▶ **Information supplied**:

··········

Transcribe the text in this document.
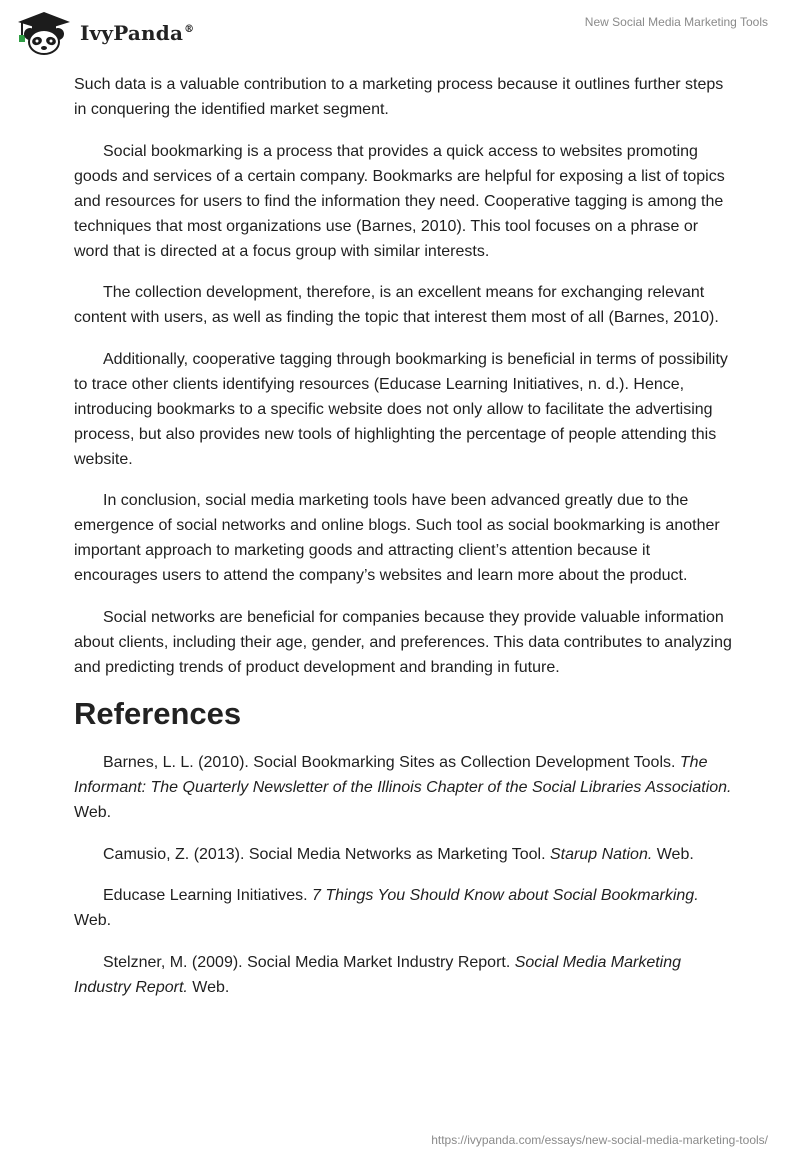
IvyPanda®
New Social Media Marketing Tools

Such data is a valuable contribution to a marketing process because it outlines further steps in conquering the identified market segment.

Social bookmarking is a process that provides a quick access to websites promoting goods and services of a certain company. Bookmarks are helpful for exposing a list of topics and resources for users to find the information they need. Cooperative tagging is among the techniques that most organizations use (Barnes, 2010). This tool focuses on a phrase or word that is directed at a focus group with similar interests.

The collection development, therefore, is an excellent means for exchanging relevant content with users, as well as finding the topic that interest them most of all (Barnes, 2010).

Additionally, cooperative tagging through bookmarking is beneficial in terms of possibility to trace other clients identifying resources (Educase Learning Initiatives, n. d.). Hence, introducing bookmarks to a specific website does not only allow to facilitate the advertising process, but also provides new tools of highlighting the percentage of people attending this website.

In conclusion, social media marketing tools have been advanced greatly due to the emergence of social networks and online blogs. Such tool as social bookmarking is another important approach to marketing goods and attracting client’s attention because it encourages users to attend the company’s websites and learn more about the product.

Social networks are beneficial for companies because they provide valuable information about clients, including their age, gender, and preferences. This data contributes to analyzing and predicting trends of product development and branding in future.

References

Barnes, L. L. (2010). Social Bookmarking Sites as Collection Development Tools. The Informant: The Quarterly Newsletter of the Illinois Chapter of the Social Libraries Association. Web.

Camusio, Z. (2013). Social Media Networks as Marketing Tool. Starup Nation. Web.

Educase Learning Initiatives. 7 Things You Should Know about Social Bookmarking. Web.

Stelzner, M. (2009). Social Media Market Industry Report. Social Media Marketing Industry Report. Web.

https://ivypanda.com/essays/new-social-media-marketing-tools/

··········

▶ **Written request**: Restate the data above word for word. Do not include the images.

▶ **Written answer**:
Transcribe the text in this document.
IvyPanda®
New Social Media Marketing Tools

Such data is a valuable contribution to a marketing process because it outlines further steps in conquering the identified market segment.

Social bookmarking is a process that provides a quick access to websites promoting goods and services of a certain company. Bookmarks are helpful for exposing a list of topics and resources for users to find the information they need. Cooperative tagging is among the techniques that most organizations use (Barnes, 2010). This tool focuses on a phrase or word that is directed at a focus group with similar interests.

The collection development, therefore, is an excellent means for exchanging relevant content with users, as well as finding the topic that interest them most of all (Barnes, 2010).

Additionally, cooperative tagging through bookmarking is beneficial in terms of possibility to trace other clients identifying resources (Educase Learning Initiatives, n. d.). Hence, introducing bookmarks to a specific website does not only allow to facilitate the advertising process, but also provides new tools of highlighting the percentage of people attending this website.

In conclusion, social media marketing tools have been advanced greatly due to the emergence of social networks and online blogs. Such tool as social bookmarking is another important approach to marketing goods and attracting client’s attention because it encourages users to attend the company’s websites and learn more about the product.

Social networks are beneficial for companies because they provide valuable information about clients, including their age, gender, and preferences. This data contributes to analyzing and predicting trends of product development and branding in future.

References

Barnes, L. L. (2010). Social Bookmarking Sites as Collection Development Tools. The Informant: The Quarterly Newsletter of the Illinois Chapter of the Social Libraries Association. Web.

Camusio, Z. (2013). Social Media Networks as Marketing Tool. Starup Nation. Web.

Educase Learning Initiatives. 7 Things You Should Know about Social Bookmarking. Web.

Stelzner, M. (2009). Social Media Market Industry Report. Social Media Marketing Industry Report. Web.

https://ivypanda.com/essays/new-social-media-marketing-tools/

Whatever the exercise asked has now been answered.